- **Direction**:
All of the material below is to be retyped exactly.

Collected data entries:
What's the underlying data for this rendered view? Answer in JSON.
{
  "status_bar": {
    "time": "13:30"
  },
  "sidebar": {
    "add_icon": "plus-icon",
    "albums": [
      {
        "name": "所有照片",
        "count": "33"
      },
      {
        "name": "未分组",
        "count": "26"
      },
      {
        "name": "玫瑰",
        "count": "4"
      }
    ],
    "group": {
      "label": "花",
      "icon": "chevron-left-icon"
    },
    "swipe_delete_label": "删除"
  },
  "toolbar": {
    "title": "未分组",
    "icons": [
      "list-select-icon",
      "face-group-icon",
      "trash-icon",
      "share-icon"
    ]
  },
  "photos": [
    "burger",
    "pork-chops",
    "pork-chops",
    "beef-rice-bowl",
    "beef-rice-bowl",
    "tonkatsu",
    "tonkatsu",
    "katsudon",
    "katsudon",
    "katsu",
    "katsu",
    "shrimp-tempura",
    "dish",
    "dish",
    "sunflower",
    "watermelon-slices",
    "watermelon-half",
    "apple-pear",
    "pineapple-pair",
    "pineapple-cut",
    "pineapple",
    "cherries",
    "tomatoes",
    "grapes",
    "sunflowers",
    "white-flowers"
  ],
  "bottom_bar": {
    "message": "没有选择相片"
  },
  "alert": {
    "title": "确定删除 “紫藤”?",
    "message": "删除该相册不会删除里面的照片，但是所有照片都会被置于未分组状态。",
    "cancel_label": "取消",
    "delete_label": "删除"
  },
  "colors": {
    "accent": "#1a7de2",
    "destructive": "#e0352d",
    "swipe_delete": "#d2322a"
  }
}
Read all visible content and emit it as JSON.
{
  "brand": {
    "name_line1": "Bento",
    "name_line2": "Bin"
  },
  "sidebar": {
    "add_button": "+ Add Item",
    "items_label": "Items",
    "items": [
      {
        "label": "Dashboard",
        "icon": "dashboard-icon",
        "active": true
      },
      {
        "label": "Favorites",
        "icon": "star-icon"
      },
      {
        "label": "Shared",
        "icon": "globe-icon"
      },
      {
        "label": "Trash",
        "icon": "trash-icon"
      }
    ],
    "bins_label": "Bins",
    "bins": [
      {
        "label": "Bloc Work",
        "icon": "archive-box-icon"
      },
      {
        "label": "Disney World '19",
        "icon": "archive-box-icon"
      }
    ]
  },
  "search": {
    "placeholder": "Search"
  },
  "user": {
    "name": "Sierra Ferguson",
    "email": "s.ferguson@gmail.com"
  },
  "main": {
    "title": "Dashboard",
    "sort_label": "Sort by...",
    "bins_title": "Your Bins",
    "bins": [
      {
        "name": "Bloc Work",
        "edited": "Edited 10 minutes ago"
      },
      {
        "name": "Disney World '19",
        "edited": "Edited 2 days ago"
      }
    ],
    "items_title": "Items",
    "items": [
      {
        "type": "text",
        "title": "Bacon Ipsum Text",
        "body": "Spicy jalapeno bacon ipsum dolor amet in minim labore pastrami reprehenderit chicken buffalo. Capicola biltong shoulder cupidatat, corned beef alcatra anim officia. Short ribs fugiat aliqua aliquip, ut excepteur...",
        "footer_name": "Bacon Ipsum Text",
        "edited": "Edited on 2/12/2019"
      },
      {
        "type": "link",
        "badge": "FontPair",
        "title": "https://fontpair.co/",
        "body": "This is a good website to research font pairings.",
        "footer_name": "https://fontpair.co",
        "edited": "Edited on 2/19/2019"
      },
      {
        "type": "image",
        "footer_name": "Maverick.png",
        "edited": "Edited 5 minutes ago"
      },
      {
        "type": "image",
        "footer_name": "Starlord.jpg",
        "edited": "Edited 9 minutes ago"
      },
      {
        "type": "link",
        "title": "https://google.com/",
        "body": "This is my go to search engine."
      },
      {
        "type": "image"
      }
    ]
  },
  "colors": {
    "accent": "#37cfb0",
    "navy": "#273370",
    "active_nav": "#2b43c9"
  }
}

- **Answer below**:
What's the underlying data for this rendered view? Answer in JSON.
{
  "status_bar": {
    "time": "13:30"
  },
  "sidebar": {
    "add_icon": "plus-icon",
    "albums": [
      {
        "name": "所有照片",
        "count": "33"
      },
      {
        "name": "未分组",
        "count": "26"
      },
      {
        "name": "玫瑰",
        "count": "4"
      }
    ],
    "group": {
      "label": "花",
      "icon": "chevron-left-icon"
    },
    "swipe_delete_label": "删除"
  },
  "toolbar": {
    "title": "未分组",
    "icons": [
      "list-select-icon",
      "face-group-icon",
      "trash-icon",
      "share-icon"
    ]
  },
  "photos": [
    "burger",
    "pork-chops",
    "pork-chops",
    "beef-rice-bowl",
    "beef-rice-bowl",
    "tonkatsu",
    "tonkatsu",
    "katsudon",
    "katsudon",
    "katsu",
    "katsu",
    "shrimp-tempura",
    "dish",
    "dish",
    "sunflower",
    "watermelon-slices",
    "watermelon-half",
    "apple-pear",
    "pineapple-pair",
    "pineapple-cut",
    "pineapple",
    "cherries",
    "tomatoes",
    "grapes",
    "sunflowers",
    "white-flowers"
  ],
  "bottom_bar": {
    "message": "没有选择相片"
  },
  "alert": {
    "title": "确定删除 “紫藤”?",
    "message": "删除该相册不会删除里面的照片，但是所有照片都会被置于未分组状态。",
    "cancel_label": "取消",
    "delete_label": "删除"
  },
  "colors": {
    "accent": "#1a7de2",
    "destructive": "#e0352d",
    "swipe_delete": "#d2322a"
  }
}
Read all visible content and emit it as JSON.
{
  "brand": {
    "name_line1": "Bento",
    "name_line2": "Bin"
  },
  "sidebar": {
    "add_button": "+ Add Item",
    "items_label": "Items",
    "items": [
      {
        "label": "Dashboard",
        "icon": "dashboard-icon",
        "active": true
      },
      {
        "label": "Favorites",
        "icon": "star-icon"
      },
      {
        "label": "Shared",
        "icon": "globe-icon"
      },
      {
        "label": "Trash",
        "icon": "trash-icon"
      }
    ],
    "bins_label": "Bins",
    "bins": [
      {
        "label": "Bloc Work",
        "icon": "archive-box-icon"
      },
      {
        "label": "Disney World '19",
        "icon": "archive-box-icon"
      }
    ]
  },
  "search": {
    "placeholder": "Search"
  },
  "user": {
    "name": "Sierra Ferguson",
    "email": "s.ferguson@gmail.com"
  },
  "main": {
    "title": "Dashboard",
    "sort_label": "Sort by...",
    "bins_title": "Your Bins",
    "bins": [
      {
        "name": "Bloc Work",
        "edited": "Edited 10 minutes ago"
      },
      {
        "name": "Disney World '19",
        "edited": "Edited 2 days ago"
      }
    ],
    "items_title": "Items",
    "items": [
      {
        "type": "text",
        "title": "Bacon Ipsum Text",
        "body": "Spicy jalapeno bacon ipsum dolor amet in minim labore pastrami reprehenderit chicken buffalo. Capicola biltong shoulder cupidatat, corned beef alcatra anim officia. Short ribs fugiat aliqua aliquip, ut excepteur...",
        "footer_name": "Bacon Ipsum Text",
        "edited": "Edited on 2/12/2019"
      },
      {
        "type": "link",
        "badge": "FontPair",
        "title": "https://fontpair.co/",
        "body": "This is a good website to research font pairings.",
        "footer_name": "https://fontpair.co",
        "edited": "Edited on 2/19/2019"
      },
      {
        "type": "image",
        "footer_name": "Maverick.png",
        "edited": "Edited 5 minutes ago"
      },
      {
        "type": "image",
        "footer_name": "Starlord.jpg",
        "edited": "Edited 9 minutes ago"
      },
      {
        "type": "link",
        "title": "https://google.com/",
        "body": "This is my go to search engine."
      },
      {
        "type": "image"
      }
    ]
  },
  "colors": {
    "accent": "#37cfb0",
    "navy": "#273370",
    "active_nav": "#2b43c9"
  }
}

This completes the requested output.